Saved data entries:
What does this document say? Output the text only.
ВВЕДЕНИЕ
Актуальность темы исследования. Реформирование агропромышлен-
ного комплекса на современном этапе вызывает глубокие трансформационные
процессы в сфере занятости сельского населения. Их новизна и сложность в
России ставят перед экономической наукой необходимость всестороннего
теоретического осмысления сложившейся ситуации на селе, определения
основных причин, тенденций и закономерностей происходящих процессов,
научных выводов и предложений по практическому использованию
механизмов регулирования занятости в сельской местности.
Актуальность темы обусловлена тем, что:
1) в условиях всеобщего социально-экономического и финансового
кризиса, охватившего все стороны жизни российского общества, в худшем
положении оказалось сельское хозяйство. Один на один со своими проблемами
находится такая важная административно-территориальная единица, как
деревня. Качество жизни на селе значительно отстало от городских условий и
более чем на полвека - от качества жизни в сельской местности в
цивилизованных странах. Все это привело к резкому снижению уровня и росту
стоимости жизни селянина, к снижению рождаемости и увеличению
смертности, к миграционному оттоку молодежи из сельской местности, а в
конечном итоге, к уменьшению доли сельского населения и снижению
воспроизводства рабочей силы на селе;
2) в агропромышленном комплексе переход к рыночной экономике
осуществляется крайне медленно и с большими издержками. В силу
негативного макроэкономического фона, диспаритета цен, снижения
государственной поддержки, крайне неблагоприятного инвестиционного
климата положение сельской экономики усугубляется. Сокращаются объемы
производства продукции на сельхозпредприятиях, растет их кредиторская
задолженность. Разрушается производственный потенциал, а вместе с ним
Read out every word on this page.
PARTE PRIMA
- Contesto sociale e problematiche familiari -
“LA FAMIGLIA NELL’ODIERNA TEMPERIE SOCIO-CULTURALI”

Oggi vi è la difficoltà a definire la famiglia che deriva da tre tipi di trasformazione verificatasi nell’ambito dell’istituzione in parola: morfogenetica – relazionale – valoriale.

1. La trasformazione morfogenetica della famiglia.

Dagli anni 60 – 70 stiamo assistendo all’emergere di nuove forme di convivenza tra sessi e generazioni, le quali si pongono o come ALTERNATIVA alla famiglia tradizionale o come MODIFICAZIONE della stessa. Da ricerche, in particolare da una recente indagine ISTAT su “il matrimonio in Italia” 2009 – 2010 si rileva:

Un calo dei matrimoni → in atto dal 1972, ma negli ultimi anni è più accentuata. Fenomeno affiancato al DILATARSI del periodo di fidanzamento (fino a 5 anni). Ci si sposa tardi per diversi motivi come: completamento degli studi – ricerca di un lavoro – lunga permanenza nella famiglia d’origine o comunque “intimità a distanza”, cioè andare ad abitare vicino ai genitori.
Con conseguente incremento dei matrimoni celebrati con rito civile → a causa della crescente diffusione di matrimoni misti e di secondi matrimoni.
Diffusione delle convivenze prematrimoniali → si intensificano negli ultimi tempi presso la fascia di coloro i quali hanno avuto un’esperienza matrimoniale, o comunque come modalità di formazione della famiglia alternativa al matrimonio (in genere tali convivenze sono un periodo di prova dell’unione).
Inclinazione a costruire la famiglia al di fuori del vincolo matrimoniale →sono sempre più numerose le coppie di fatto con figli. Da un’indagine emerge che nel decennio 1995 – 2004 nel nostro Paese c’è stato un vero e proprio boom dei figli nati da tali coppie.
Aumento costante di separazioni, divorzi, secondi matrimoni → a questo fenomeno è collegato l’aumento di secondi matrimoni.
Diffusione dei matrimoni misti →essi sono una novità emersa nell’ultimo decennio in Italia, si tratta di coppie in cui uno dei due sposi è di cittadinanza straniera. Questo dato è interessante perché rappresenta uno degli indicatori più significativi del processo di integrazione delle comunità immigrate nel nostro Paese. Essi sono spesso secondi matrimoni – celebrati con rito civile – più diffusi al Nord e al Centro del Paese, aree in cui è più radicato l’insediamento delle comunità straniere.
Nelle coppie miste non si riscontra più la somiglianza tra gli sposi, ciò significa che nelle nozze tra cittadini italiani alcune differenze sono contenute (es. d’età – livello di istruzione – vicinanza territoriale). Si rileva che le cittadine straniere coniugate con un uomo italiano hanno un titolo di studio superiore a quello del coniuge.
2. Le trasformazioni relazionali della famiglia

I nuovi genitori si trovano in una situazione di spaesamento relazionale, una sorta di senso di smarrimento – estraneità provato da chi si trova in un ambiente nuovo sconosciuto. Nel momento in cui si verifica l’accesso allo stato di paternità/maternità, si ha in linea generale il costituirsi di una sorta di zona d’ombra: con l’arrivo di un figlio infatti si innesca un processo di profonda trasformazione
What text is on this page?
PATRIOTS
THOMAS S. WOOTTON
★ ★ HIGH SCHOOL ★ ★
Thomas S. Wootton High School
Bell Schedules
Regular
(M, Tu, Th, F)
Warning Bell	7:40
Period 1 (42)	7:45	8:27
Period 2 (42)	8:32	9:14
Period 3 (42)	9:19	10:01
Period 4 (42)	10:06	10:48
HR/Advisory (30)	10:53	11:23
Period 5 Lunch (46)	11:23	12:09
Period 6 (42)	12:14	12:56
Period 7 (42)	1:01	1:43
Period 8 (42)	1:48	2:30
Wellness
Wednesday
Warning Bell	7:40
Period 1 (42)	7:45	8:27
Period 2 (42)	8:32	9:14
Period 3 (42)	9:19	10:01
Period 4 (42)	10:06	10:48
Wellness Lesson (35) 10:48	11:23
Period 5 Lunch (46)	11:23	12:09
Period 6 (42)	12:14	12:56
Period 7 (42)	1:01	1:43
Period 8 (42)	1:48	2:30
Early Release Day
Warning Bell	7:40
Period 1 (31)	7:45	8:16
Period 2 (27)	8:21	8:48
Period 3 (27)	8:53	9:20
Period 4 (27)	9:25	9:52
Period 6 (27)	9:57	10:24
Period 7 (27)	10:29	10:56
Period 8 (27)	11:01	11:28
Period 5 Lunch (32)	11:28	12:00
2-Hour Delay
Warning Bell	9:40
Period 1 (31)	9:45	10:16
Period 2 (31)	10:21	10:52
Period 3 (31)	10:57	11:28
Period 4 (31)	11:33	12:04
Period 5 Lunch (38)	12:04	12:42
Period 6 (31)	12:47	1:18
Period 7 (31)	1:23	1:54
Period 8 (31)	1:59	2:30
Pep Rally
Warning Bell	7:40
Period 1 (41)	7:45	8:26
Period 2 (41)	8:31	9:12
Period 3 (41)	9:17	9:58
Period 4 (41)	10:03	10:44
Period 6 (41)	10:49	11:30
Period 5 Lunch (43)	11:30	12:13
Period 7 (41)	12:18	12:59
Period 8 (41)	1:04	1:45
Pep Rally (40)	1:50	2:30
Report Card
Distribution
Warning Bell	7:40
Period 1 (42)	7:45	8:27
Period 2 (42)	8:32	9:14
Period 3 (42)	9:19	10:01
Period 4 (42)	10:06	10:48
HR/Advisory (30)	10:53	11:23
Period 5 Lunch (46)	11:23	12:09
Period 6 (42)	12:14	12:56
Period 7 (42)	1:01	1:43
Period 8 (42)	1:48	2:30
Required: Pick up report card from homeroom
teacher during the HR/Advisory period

> Your instructions: Find every line above that contains the word "morfogenetica", and return each one.

> Exercise solution:
Oggi vi è la difficoltà a definire la famiglia che deriva da tre tipi di trasformazione verificatasi nell’ambito dell’istituzione in parola: morfogenetica – relazionale – valoriale.
1. La trasformazione morfogenetica della famiglia.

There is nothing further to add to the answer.